[Aim of the exercise] Quote each line of the material verbatim, without the pictures.

Extracted data entries:
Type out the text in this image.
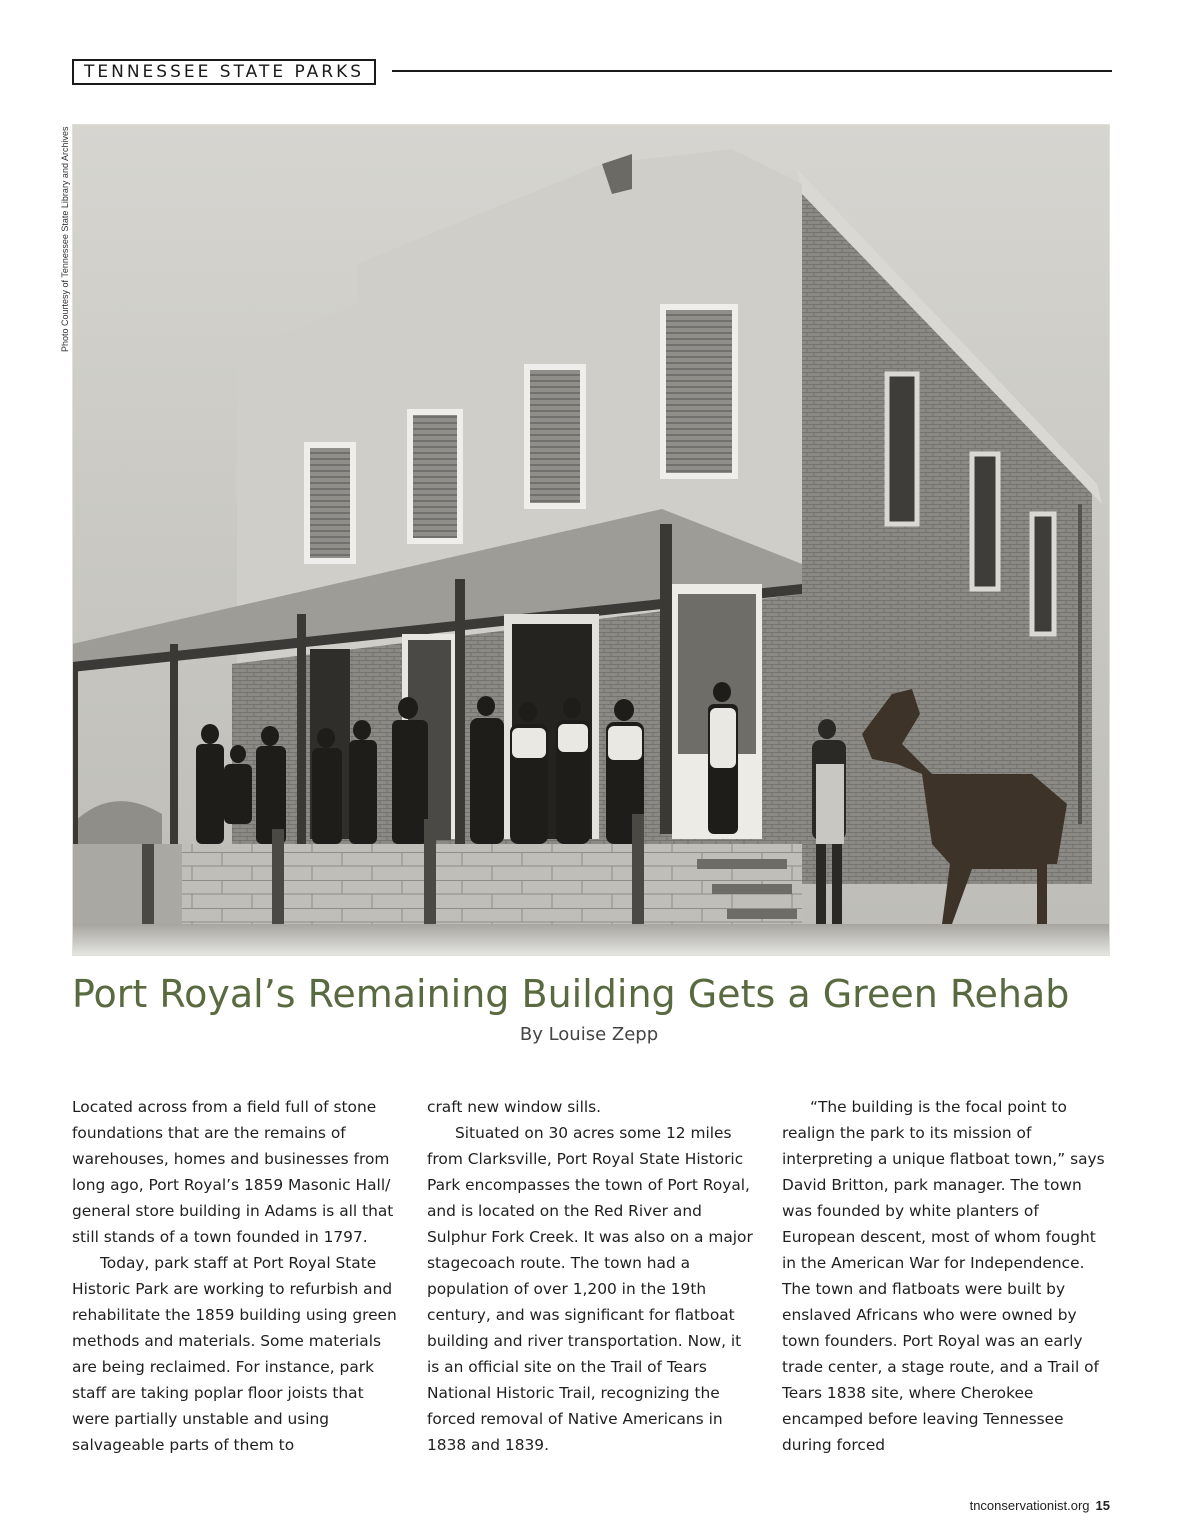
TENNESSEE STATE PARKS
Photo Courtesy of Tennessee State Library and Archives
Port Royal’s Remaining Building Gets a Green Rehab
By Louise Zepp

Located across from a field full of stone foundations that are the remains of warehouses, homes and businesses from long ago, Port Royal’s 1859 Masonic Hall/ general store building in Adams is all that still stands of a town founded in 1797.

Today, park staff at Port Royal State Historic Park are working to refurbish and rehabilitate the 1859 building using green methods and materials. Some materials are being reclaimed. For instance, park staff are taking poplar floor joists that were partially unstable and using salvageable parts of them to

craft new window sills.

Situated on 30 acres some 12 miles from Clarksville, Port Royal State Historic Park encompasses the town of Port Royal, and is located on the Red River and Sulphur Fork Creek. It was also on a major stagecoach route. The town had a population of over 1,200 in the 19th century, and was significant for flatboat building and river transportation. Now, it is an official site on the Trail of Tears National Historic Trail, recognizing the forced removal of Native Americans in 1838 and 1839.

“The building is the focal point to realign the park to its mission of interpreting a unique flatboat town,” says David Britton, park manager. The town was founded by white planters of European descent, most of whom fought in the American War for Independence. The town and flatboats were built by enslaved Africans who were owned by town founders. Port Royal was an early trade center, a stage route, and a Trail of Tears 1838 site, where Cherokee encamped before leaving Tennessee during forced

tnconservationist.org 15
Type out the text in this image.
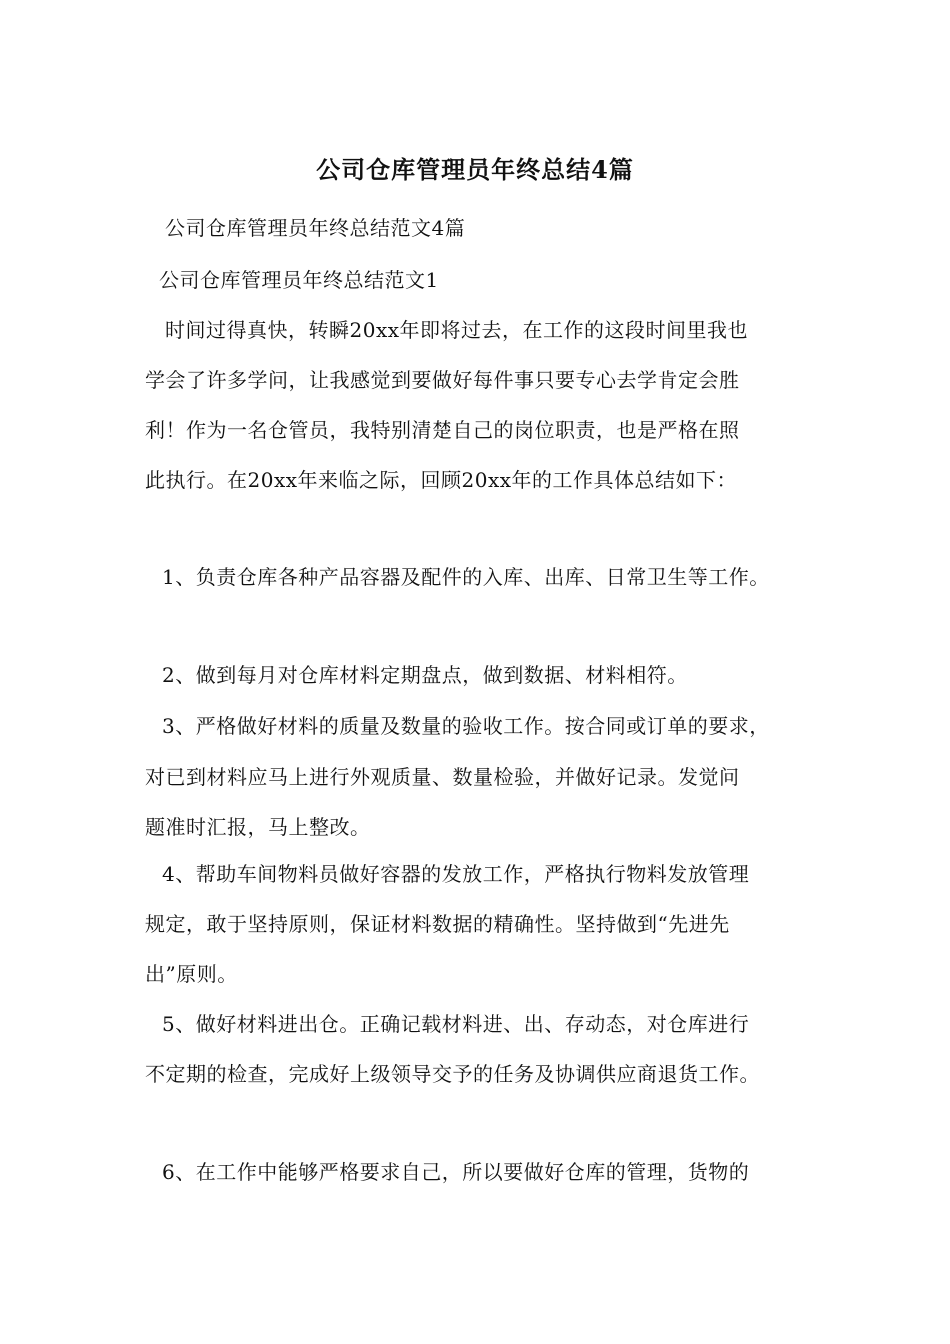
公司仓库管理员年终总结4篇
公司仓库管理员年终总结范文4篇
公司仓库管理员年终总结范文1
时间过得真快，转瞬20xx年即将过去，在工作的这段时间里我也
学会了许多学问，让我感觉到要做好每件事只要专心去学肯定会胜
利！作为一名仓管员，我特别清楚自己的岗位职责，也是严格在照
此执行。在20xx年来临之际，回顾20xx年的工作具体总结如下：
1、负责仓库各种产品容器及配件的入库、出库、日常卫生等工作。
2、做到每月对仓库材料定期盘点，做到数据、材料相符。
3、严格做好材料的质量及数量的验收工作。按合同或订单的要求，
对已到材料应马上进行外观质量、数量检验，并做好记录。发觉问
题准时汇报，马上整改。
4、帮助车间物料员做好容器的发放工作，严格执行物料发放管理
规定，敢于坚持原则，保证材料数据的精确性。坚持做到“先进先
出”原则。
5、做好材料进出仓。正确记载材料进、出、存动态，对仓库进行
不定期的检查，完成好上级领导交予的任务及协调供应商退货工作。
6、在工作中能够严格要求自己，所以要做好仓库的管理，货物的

[Full output]
Type out the text in this image.
TENNESSEE STATE PARKS
Photo Courtesy of Tennessee State Library and Archives
Port Royal’s Remaining Building Gets a Green Rehab
By Louise Zepp

Located across from a field full of stone foundations that are the remains of warehouses, homes and businesses from long ago, Port Royal’s 1859 Masonic Hall/ general store building in Adams is all that still stands of a town founded in 1797.

Today, park staff at Port Royal State Historic Park are working to refurbish and rehabilitate the 1859 building using green methods and materials. Some materials are being reclaimed. For instance, park staff are taking poplar floor joists that were partially unstable and using salvageable parts of them to

craft new window sills.

Situated on 30 acres some 12 miles from Clarksville, Port Royal State Historic Park encompasses the town of Port Royal, and is located on the Red River and Sulphur Fork Creek. It was also on a major stagecoach route. The town had a population of over 1,200 in the 19th century, and was significant for flatboat building and river transportation. Now, it is an official site on the Trail of Tears National Historic Trail, recognizing the forced removal of Native Americans in 1838 and 1839.

“The building is the focal point to realign the park to its mission of interpreting a unique flatboat town,” says David Britton, park manager. The town was founded by white planters of European descent, most of whom fought in the American War for Independence. The town and flatboats were built by enslaved Africans who were owned by town founders. Port Royal was an early trade center, a stage route, and a Trail of Tears 1838 site, where Cherokee encamped before leaving Tennessee during forced

tnconservationist.org 15
Type out the text in this image.
公司仓库管理员年终总结4篇
公司仓库管理员年终总结范文4篇
公司仓库管理员年终总结范文1
时间过得真快，转瞬20xx年即将过去，在工作的这段时间里我也
学会了许多学问，让我感觉到要做好每件事只要专心去学肯定会胜
利！作为一名仓管员，我特别清楚自己的岗位职责，也是严格在照
此执行。在20xx年来临之际，回顾20xx年的工作具体总结如下：
1、负责仓库各种产品容器及配件的入库、出库、日常卫生等工作。
2、做到每月对仓库材料定期盘点，做到数据、材料相符。
3、严格做好材料的质量及数量的验收工作。按合同或订单的要求，
对已到材料应马上进行外观质量、数量检验，并做好记录。发觉问
题准时汇报，马上整改。
4、帮助车间物料员做好容器的发放工作，严格执行物料发放管理
规定，敢于坚持原则，保证材料数据的精确性。坚持做到“先进先
出”原则。
5、做好材料进出仓。正确记载材料进、出、存动态，对仓库进行
不定期的检查，完成好上级领导交予的任务及协调供应商退货工作。
6、在工作中能够严格要求自己，所以要做好仓库的管理，货物的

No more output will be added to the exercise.